#### [The exercise]
Count every line that includes the string "xlabel" in the entries that follow. Nothing besides the number is needed.
## start Dataset records
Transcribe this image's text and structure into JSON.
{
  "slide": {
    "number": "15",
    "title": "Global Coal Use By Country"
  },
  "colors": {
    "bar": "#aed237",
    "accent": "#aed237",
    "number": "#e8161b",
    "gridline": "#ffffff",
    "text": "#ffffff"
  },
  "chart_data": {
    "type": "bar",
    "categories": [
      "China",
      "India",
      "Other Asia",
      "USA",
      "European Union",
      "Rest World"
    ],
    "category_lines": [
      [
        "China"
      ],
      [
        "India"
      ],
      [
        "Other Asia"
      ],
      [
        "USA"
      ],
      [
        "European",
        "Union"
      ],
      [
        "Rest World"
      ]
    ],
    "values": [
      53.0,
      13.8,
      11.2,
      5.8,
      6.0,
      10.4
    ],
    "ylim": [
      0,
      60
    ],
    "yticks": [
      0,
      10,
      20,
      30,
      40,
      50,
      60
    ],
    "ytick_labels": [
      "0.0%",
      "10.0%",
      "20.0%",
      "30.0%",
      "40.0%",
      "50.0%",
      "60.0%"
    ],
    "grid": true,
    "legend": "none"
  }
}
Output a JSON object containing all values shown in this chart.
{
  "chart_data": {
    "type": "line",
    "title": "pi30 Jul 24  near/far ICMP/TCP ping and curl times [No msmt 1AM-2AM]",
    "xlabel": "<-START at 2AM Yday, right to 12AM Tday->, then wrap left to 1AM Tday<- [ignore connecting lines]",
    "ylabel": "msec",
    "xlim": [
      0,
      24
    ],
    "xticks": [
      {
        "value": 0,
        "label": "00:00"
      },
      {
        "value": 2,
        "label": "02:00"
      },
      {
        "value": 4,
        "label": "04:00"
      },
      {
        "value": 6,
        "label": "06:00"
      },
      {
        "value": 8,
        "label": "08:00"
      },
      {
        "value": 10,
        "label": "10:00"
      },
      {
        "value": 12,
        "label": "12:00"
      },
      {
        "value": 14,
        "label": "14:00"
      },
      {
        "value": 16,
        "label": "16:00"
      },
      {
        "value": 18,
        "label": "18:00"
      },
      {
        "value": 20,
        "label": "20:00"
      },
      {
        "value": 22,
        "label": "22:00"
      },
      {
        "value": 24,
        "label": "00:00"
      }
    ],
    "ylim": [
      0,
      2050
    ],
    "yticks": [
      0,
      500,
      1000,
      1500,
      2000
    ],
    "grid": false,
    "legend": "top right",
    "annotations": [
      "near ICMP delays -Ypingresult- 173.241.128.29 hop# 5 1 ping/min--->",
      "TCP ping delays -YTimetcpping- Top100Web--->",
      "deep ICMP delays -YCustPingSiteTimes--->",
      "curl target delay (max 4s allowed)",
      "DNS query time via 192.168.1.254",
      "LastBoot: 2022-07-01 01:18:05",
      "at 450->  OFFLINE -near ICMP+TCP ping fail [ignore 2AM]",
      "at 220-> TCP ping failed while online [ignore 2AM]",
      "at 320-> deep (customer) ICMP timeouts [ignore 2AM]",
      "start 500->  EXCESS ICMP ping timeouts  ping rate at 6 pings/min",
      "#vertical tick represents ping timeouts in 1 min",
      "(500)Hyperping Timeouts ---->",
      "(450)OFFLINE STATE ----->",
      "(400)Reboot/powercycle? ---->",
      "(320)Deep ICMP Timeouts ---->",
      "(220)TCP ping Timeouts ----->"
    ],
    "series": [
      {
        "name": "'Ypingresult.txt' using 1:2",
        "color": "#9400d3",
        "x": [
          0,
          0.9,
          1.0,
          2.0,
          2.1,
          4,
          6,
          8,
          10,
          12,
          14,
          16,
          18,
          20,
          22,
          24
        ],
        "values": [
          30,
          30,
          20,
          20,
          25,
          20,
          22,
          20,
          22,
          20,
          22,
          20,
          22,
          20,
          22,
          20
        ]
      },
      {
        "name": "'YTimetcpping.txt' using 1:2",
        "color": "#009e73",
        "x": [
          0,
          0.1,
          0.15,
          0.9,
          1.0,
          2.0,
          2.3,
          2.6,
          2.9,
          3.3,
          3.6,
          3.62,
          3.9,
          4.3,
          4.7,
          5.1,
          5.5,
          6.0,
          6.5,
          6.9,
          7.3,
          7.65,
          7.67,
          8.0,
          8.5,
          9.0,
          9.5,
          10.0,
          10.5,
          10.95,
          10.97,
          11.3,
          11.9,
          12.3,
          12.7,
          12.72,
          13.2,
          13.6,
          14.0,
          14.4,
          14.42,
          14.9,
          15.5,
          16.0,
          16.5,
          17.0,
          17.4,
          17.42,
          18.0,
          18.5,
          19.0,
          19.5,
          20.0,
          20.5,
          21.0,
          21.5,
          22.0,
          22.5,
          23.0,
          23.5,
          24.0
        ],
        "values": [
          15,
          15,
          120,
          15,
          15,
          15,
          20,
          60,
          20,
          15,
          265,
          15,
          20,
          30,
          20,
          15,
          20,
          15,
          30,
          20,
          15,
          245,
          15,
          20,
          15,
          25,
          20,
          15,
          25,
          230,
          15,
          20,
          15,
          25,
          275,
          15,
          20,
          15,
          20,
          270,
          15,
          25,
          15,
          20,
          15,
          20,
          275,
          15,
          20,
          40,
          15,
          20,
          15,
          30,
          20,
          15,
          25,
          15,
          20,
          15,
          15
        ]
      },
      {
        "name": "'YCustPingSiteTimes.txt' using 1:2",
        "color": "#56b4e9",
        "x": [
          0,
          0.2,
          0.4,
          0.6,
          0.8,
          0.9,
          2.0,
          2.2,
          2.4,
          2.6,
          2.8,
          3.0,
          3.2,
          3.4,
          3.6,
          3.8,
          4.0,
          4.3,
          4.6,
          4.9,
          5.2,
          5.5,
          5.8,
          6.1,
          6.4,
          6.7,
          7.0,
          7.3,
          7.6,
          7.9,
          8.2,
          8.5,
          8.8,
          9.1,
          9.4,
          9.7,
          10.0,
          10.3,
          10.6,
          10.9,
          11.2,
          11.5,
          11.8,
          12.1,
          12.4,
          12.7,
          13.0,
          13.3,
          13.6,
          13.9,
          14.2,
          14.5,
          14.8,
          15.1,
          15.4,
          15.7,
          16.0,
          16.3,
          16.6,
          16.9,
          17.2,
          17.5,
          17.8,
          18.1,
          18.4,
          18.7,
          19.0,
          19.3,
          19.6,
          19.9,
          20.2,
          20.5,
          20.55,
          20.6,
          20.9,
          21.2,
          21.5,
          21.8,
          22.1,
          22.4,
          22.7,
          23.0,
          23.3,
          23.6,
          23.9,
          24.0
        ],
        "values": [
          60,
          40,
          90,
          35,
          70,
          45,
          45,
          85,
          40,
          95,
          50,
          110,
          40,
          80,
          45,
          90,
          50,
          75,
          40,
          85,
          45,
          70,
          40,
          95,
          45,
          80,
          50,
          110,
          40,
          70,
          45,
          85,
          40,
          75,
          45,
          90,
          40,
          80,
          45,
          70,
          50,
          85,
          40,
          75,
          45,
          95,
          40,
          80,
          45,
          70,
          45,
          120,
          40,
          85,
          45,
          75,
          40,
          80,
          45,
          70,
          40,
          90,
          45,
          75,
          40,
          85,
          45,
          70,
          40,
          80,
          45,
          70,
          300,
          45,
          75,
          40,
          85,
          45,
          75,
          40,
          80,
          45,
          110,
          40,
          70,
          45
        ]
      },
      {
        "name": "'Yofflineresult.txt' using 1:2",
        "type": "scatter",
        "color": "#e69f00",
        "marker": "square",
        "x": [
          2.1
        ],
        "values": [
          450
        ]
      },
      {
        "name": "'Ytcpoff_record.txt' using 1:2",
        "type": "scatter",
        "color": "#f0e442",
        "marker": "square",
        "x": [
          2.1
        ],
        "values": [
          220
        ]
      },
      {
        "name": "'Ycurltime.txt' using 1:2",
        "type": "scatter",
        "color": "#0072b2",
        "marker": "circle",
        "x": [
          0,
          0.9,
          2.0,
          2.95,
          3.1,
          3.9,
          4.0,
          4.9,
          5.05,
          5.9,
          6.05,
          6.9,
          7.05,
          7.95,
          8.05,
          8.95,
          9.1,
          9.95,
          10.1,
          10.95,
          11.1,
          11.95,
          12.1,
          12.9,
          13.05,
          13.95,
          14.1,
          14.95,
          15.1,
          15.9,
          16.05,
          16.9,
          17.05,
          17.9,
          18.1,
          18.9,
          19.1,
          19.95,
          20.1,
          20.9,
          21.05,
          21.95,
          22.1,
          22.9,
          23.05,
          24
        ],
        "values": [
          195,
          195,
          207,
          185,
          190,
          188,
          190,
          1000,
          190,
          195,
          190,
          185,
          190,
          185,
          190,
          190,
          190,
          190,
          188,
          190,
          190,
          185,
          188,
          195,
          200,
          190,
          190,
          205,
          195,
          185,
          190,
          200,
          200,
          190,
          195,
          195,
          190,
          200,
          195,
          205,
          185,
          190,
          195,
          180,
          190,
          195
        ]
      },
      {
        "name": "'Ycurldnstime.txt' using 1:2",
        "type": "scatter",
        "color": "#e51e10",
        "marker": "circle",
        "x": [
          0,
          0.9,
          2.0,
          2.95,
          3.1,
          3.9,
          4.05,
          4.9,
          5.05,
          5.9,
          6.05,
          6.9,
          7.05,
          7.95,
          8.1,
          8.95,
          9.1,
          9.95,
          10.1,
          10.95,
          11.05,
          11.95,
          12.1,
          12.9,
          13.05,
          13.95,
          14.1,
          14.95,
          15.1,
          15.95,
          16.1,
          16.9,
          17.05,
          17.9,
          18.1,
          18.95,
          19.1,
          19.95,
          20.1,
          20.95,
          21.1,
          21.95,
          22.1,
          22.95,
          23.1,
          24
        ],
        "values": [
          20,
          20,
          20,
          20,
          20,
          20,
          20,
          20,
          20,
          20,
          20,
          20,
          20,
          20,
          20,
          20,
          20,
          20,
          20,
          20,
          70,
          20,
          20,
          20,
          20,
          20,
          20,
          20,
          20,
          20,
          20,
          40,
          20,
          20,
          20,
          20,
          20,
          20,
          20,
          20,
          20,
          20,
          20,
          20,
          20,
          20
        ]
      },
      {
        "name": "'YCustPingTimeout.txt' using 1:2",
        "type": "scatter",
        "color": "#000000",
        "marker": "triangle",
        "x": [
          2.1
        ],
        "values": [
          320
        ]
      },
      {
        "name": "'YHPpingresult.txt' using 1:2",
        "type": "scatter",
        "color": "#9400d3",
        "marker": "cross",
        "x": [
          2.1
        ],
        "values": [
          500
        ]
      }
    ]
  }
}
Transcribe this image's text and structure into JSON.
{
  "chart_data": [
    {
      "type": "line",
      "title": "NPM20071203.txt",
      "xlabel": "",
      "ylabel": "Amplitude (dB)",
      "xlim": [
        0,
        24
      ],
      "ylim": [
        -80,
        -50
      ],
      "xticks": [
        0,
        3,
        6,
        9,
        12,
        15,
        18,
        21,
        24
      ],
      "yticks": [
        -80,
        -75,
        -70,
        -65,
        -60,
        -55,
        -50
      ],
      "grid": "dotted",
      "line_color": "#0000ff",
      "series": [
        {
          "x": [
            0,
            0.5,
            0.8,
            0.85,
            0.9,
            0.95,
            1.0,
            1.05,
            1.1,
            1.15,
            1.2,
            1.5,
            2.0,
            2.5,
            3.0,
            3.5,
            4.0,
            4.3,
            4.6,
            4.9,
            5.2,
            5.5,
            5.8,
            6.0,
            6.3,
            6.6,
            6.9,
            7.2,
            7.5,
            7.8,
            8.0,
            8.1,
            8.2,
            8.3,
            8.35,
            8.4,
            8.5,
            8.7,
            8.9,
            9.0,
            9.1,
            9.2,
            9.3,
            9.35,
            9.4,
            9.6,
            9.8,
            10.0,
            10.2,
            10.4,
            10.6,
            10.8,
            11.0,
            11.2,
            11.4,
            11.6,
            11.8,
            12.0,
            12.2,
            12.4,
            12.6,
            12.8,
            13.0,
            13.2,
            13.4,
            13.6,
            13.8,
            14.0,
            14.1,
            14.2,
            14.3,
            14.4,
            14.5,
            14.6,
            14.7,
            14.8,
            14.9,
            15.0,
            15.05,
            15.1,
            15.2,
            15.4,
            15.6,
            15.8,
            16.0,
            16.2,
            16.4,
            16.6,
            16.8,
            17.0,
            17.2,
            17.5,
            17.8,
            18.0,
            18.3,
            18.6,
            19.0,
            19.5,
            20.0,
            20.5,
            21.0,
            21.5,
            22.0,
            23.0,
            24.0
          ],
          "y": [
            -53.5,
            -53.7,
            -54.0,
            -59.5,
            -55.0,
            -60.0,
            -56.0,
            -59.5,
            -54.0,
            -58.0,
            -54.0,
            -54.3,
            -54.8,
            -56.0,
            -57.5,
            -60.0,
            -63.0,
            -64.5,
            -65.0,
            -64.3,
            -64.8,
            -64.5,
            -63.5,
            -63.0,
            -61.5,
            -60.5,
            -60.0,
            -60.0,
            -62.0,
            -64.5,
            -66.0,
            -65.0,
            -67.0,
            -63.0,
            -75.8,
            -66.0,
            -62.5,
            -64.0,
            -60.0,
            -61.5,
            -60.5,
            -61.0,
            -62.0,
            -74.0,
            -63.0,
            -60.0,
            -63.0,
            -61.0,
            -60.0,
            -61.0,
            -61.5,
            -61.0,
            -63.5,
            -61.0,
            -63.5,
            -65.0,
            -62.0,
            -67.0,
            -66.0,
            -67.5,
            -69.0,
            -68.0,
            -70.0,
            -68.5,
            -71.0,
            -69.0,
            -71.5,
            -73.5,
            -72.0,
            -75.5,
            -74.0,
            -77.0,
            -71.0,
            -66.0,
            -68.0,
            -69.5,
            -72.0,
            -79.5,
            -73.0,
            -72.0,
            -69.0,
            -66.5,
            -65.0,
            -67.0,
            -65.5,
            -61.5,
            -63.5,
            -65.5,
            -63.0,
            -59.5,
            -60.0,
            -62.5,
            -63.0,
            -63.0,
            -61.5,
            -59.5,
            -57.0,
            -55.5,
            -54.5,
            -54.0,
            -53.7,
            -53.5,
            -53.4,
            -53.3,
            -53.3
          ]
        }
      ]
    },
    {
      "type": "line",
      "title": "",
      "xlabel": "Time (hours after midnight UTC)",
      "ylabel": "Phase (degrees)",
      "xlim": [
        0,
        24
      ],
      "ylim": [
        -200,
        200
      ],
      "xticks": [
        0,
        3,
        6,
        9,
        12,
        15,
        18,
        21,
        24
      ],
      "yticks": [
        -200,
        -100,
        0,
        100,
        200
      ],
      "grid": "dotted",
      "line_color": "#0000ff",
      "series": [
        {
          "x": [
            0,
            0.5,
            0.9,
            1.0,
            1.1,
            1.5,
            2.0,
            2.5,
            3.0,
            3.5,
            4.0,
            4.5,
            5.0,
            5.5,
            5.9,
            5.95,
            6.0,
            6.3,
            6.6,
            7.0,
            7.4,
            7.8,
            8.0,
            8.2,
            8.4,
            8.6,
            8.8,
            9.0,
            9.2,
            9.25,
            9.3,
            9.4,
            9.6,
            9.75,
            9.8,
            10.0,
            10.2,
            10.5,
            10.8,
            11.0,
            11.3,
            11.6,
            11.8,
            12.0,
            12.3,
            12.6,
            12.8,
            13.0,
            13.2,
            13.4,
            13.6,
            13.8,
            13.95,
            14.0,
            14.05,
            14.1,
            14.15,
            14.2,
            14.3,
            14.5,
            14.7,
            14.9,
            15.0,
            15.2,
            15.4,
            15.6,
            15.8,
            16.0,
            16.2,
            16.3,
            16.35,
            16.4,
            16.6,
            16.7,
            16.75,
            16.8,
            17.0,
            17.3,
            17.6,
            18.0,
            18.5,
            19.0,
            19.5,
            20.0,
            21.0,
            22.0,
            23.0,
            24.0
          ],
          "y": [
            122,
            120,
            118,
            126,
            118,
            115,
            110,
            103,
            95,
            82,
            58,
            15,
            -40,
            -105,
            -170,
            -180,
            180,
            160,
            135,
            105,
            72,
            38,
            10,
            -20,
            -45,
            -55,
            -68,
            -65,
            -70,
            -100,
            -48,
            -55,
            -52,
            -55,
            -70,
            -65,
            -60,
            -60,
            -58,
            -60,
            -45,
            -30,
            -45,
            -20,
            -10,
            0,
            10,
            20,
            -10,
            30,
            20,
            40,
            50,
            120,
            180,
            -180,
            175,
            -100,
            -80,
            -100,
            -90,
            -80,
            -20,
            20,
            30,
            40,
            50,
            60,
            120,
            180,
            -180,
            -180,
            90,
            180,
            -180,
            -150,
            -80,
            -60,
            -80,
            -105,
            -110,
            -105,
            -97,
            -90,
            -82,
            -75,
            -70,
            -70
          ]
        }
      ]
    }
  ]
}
## end Dataset records
#### [Right answer]
3